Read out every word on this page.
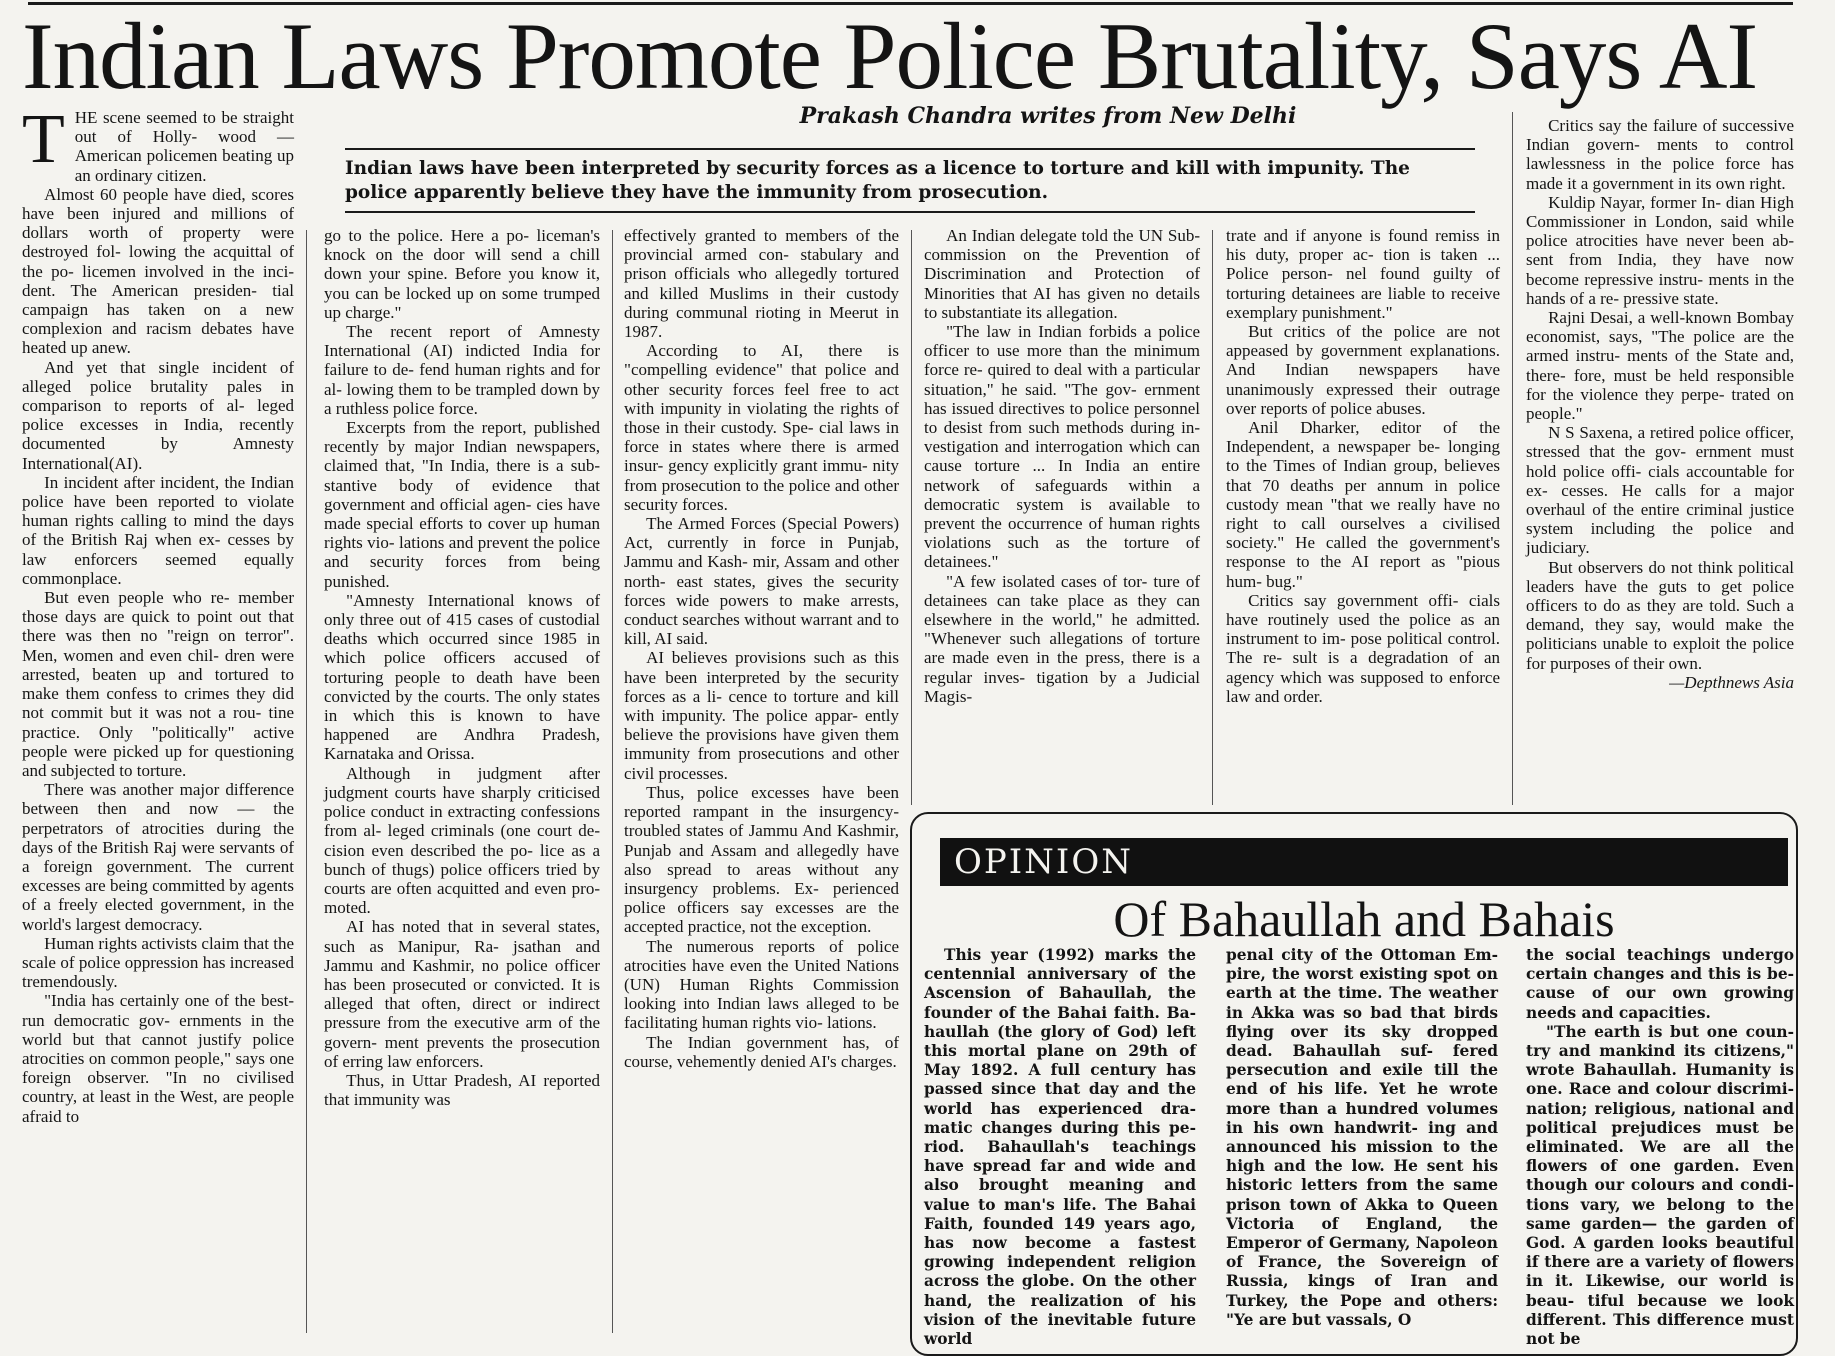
Indian Laws Promote Police Brutality, Says AI

THE scene seemed to be straight out of Holly- wood — American policemen beating up an ordinary citizen.

Almost 60 people have died, scores have been injured and millions of dollars worth of property were destroyed fol- lowing the acquittal of the po- licemen involved in the inci- dent. The American presiden- tial campaign has taken on a new complexion and racism debates have heated up anew.

And yet that single incident of alleged police brutality pales in comparison to reports of al- leged police excesses in India, recently documented by Amnesty International(AI).

In incident after incident, the Indian police have been reported to violate human rights calling to mind the days of the British Raj when ex- cesses by law enforcers seemed equally commonplace.

But even people who re- member those days are quick to point out that there was then no "reign on terror". Men, women and even chil- dren were arrested, beaten up and tortured to make them confess to crimes they did not commit but it was not a rou- tine practice. Only "politically" active people were picked up for questioning and subjected to torture.

There was another major difference between then and now — the perpetrators of atrocities during the days of the British Raj were servants of a foreign government. The current excesses are being committed by agents of a freely elected government, in the world's largest democracy.

Human rights activists claim that the scale of police oppression has increased tremendously.

"India has certainly one of the best-run democratic gov- ernments in the world but that cannot justify police atrocities on common people," says one foreign observer. "In no civilised country, at least in the West, are people afraid to

Prakash Chandra writes from New Delhi
Indian laws have been interpreted by security forces as a licence to torture and kill with impunity. The police apparently believe they have the immunity from prosecution.

go to the police. Here a po- liceman's knock on the door will send a chill down your spine. Before you know it, you can be locked up on some trumped up charge."

The recent report of Amnesty International (AI) indicted India for failure to de- fend human rights and for al- lowing them to be trampled down by a ruthless police force.

Excerpts from the report, published recently by major Indian newspapers, claimed that, "In India, there is a sub- stantive body of evidence that government and official agen- cies have made special efforts to cover up human rights vio- lations and prevent the police and security forces from being punished.

"Amnesty International knows of only three out of 415 cases of custodial deaths which occurred since 1985 in which police officers accused of torturing people to death have been convicted by the courts. The only states in which this is known to have happened are Andhra Pradesh, Karnataka and Orissa.

Although in judgment after judgment courts have sharply criticised police conduct in extracting confessions from al- leged criminals (one court de- cision even described the po- lice as a bunch of thugs) police officers tried by courts are often acquitted and even pro- moted.

AI has noted that in several states, such as Manipur, Ra- jsathan and Jammu and Kashmir, no police officer has been prosecuted or convicted. It is alleged that often, direct or indirect pressure from the executive arm of the govern- ment prevents the prosecution of erring law enforcers.

Thus, in Uttar Pradesh, AI reported that immunity was

effectively granted to members of the provincial armed con- stabulary and prison officials who allegedly tortured and killed Muslims in their custody during communal rioting in Meerut in 1987.

According to AI, there is "compelling evidence" that police and other security forces feel free to act with impunity in violating the rights of those in their custody. Spe- cial laws in force in states where there is armed insur- gency explicitly grant immu- nity from prosecution to the police and other security forces.

The Armed Forces (Special Powers) Act, currently in force in Punjab, Jammu and Kash- mir, Assam and other north- east states, gives the security forces wide powers to make arrests, conduct searches without warrant and to kill, AI said.

AI believes provisions such as this have been interpreted by the security forces as a li- cence to torture and kill with impunity. The police appar- ently believe the provisions have given them immunity from prosecutions and other civil processes.

Thus, police excesses have been reported rampant in the insurgency-troubled states of Jammu And Kashmir, Punjab and Assam and allegedly have also spread to areas without any insurgency problems. Ex- perienced police officers say excesses are the accepted practice, not the exception.

The numerous reports of police atrocities have even the United Nations (UN) Human Rights Commission looking into Indian laws alleged to be facilitating human rights vio- lations.

The Indian government has, of course, vehemently denied AI's charges.

An Indian delegate told the UN Sub-commission on the Prevention of Discrimination and Protection of Minorities that AI has given no details to substantiate its allegation.

"The law in Indian forbids a police officer to use more than the minimum force re- quired to deal with a particular situation," he said. "The gov- ernment has issued directives to police personnel to desist from such methods during in- vestigation and interrogation which can cause torture ... In India an entire network of safeguards within a democratic system is available to prevent the occurrence of human rights violations such as the torture of detainees."

"A few isolated cases of tor- ture of detainees can take place as they can elsewhere in the world," he admitted. "Whenever such allegations of torture are made even in the press, there is a regular inves- tigation by a Judicial Magis-

trate and if anyone is found remiss in his duty, proper ac- tion is taken ... Police person- nel found guilty of torturing detainees are liable to receive exemplary punishment."

But critics of the police are not appeased by government explanations. And Indian newspapers have unanimously expressed their outrage over reports of police abuses.

Anil Dharker, editor of the Independent, a newspaper be- longing to the Times of Indian group, believes that 70 deaths per annum in police custody mean "that we really have no right to call ourselves a civilised society." He called the government's response to the AI report as "pious hum- bug."

Critics say government offi- cials have routinely used the police as an instrument to im- pose political control. The re- sult is a degradation of an agency which was supposed to enforce law and order.

Critics say the failure of successive Indian govern- ments to control lawlessness in the police force has made it a government in its own right.

Kuldip Nayar, former In- dian High Commissioner in London, said while police atrocities have never been ab- sent from India, they have now become repressive instru- ments in the hands of a re- pressive state.

Rajni Desai, a well-known Bombay economist, says, "The police are the armed instru- ments of the State and, there- fore, must be held responsible for the violence they perpe- trated on people."

N S Saxena, a retired police officer, stressed that the gov- ernment must hold police offi- cials accountable for ex- cesses. He calls for a major overhaul of the entire criminal justice system including the police and judiciary.

But observers do not think political leaders have the guts to get police officers to do as they are told. Such a demand, they say, would make the politicians unable to exploit the police for purposes of their own.

—Depthnews Asia

OPINION
Of Bahaullah and Bahais

This year (1992) marks the centennial anniversary of the Ascension of Bahaullah, the founder of the Bahai faith. Ba- haullah (the glory of God) left this mortal plane on 29th of May 1892. A full century has passed since that day and the world has experienced dra- matic changes during this pe- riod. Bahaullah's teachings have spread far and wide and also brought meaning and value to man's life. The Bahai Faith, founded 149 years ago, has now become a fastest growing independent religion across the globe. On the other hand, the realization of his vision of the inevitable future world

penal city of the Ottoman Em- pire, the worst existing spot on earth at the time. The weather in Akka was so bad that birds flying over its sky dropped dead. Bahaullah suf- fered persecution and exile till the end of his life. Yet he wrote more than a hundred volumes in his own handwrit- ing and announced his mission to the high and the low. He sent his historic letters from the same prison town of Akka to Queen Victoria of England, the Emperor of Germany, Napoleon of France, the Sovereign of Russia, kings of Iran and Turkey, the Pope and others: "Ye are but vassals, O

the social teachings undergo certain changes and this is be- cause of our own growing needs and capacities.

"The earth is but one coun- try and mankind its citizens," wrote Bahaullah. Humanity is one. Race and colour discrimi- nation; religious, national and political prejudices must be eliminated. We are all the flowers of one garden. Even though our colours and condi- tions vary, we belong to the same garden— the garden of God. A garden looks beautiful if there are a variety of flowers in it. Likewise, our world is beau- tiful because we look different. This difference must not be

◇ ◇ ◇ ◇

Transcribe the whole listing exactly. Pictures are excluded.

Result of this task:
Read out every word on this page.
Indian Laws Promote Police Brutality, Says AI

THE scene seemed to be straight out of Holly- wood — American policemen beating up an ordinary citizen.

Almost 60 people have died, scores have been injured and millions of dollars worth of property were destroyed fol- lowing the acquittal of the po- licemen involved in the inci- dent. The American presiden- tial campaign has taken on a new complexion and racism debates have heated up anew.

And yet that single incident of alleged police brutality pales in comparison to reports of al- leged police excesses in India, recently documented by Amnesty International(AI).

In incident after incident, the Indian police have been reported to violate human rights calling to mind the days of the British Raj when ex- cesses by law enforcers seemed equally commonplace.

But even people who re- member those days are quick to point out that there was then no "reign on terror". Men, women and even chil- dren were arrested, beaten up and tortured to make them confess to crimes they did not commit but it was not a rou- tine practice. Only "politically" active people were picked up for questioning and subjected to torture.

There was another major difference between then and now — the perpetrators of atrocities during the days of the British Raj were servants of a foreign government. The current excesses are being committed by agents of a freely elected government, in the world's largest democracy.

Human rights activists claim that the scale of police oppression has increased tremendously.

"India has certainly one of the best-run democratic gov- ernments in the world but that cannot justify police atrocities on common people," says one foreign observer. "In no civilised country, at least in the West, are people afraid to

Prakash Chandra writes from New Delhi
Indian laws have been interpreted by security forces as a licence to torture and kill with impunity. The police apparently believe they have the immunity from prosecution.

go to the police. Here a po- liceman's knock on the door will send a chill down your spine. Before you know it, you can be locked up on some trumped up charge."

The recent report of Amnesty International (AI) indicted India for failure to de- fend human rights and for al- lowing them to be trampled down by a ruthless police force.

Excerpts from the report, published recently by major Indian newspapers, claimed that, "In India, there is a sub- stantive body of evidence that government and official agen- cies have made special efforts to cover up human rights vio- lations and prevent the police and security forces from being punished.

"Amnesty International knows of only three out of 415 cases of custodial deaths which occurred since 1985 in which police officers accused of torturing people to death have been convicted by the courts. The only states in which this is known to have happened are Andhra Pradesh, Karnataka and Orissa.

Although in judgment after judgment courts have sharply criticised police conduct in extracting confessions from al- leged criminals (one court de- cision even described the po- lice as a bunch of thugs) police officers tried by courts are often acquitted and even pro- moted.

AI has noted that in several states, such as Manipur, Ra- jsathan and Jammu and Kashmir, no police officer has been prosecuted or convicted. It is alleged that often, direct or indirect pressure from the executive arm of the govern- ment prevents the prosecution of erring law enforcers.

Thus, in Uttar Pradesh, AI reported that immunity was

effectively granted to members of the provincial armed con- stabulary and prison officials who allegedly tortured and killed Muslims in their custody during communal rioting in Meerut in 1987.

According to AI, there is "compelling evidence" that police and other security forces feel free to act with impunity in violating the rights of those in their custody. Spe- cial laws in force in states where there is armed insur- gency explicitly grant immu- nity from prosecution to the police and other security forces.

The Armed Forces (Special Powers) Act, currently in force in Punjab, Jammu and Kash- mir, Assam and other north- east states, gives the security forces wide powers to make arrests, conduct searches without warrant and to kill, AI said.

AI believes provisions such as this have been interpreted by the security forces as a li- cence to torture and kill with impunity. The police appar- ently believe the provisions have given them immunity from prosecutions and other civil processes.

Thus, police excesses have been reported rampant in the insurgency-troubled states of Jammu And Kashmir, Punjab and Assam and allegedly have also spread to areas without any insurgency problems. Ex- perienced police officers say excesses are the accepted practice, not the exception.

The numerous reports of police atrocities have even the United Nations (UN) Human Rights Commission looking into Indian laws alleged to be facilitating human rights vio- lations.

The Indian government has, of course, vehemently denied AI's charges.

An Indian delegate told the UN Sub-commission on the Prevention of Discrimination and Protection of Minorities that AI has given no details to substantiate its allegation.

"The law in Indian forbids a police officer to use more than the minimum force re- quired to deal with a particular situation," he said. "The gov- ernment has issued directives to police personnel to desist from such methods during in- vestigation and interrogation which can cause torture ... In India an entire network of safeguards within a democratic system is available to prevent the occurrence of human rights violations such as the torture of detainees."

"A few isolated cases of tor- ture of detainees can take place as they can elsewhere in the world," he admitted. "Whenever such allegations of torture are made even in the press, there is a regular inves- tigation by a Judicial Magis-

trate and if anyone is found remiss in his duty, proper ac- tion is taken ... Police person- nel found guilty of torturing detainees are liable to receive exemplary punishment."

But critics of the police are not appeased by government explanations. And Indian newspapers have unanimously expressed their outrage over reports of police abuses.

Anil Dharker, editor of the Independent, a newspaper be- longing to the Times of Indian group, believes that 70 deaths per annum in police custody mean "that we really have no right to call ourselves a civilised society." He called the government's response to the AI report as "pious hum- bug."

Critics say government offi- cials have routinely used the police as an instrument to im- pose political control. The re- sult is a degradation of an agency which was supposed to enforce law and order.

Critics say the failure of successive Indian govern- ments to control lawlessness in the police force has made it a government in its own right.

Kuldip Nayar, former In- dian High Commissioner in London, said while police atrocities have never been ab- sent from India, they have now become repressive instru- ments in the hands of a re- pressive state.

Rajni Desai, a well-known Bombay economist, says, "The police are the armed instru- ments of the State and, there- fore, must be held responsible for the violence they perpe- trated on people."

N S Saxena, a retired police officer, stressed that the gov- ernment must hold police offi- cials accountable for ex- cesses. He calls for a major overhaul of the entire criminal justice system including the police and judiciary.

But observers do not think political leaders have the guts to get police officers to do as they are told. Such a demand, they say, would make the politicians unable to exploit the police for purposes of their own.

—Depthnews Asia

OPINION
Of Bahaullah and Bahais

This year (1992) marks the centennial anniversary of the Ascension of Bahaullah, the founder of the Bahai faith. Ba- haullah (the glory of God) left this mortal plane on 29th of May 1892. A full century has passed since that day and the world has experienced dra- matic changes during this pe- riod. Bahaullah's teachings have spread far and wide and also brought meaning and value to man's life. The Bahai Faith, founded 149 years ago, has now become a fastest growing independent religion across the globe. On the other hand, the realization of his vision of the inevitable future world

penal city of the Ottoman Em- pire, the worst existing spot on earth at the time. The weather in Akka was so bad that birds flying over its sky dropped dead. Bahaullah suf- fered persecution and exile till the end of his life. Yet he wrote more than a hundred volumes in his own handwrit- ing and announced his mission to the high and the low. He sent his historic letters from the same prison town of Akka to Queen Victoria of England, the Emperor of Germany, Napoleon of France, the Sovereign of Russia, kings of Iran and Turkey, the Pope and others: "Ye are but vassals, O

the social teachings undergo certain changes and this is be- cause of our own growing needs and capacities.

"The earth is but one coun- try and mankind its citizens," wrote Bahaullah. Humanity is one. Race and colour discrimi- nation; religious, national and political prejudices must be eliminated. We are all the flowers of one garden. Even though our colours and condi- tions vary, we belong to the same garden— the garden of God. A garden looks beautiful if there are a variety of flowers in it. Likewise, our world is beau- tiful because we look different. This difference must not be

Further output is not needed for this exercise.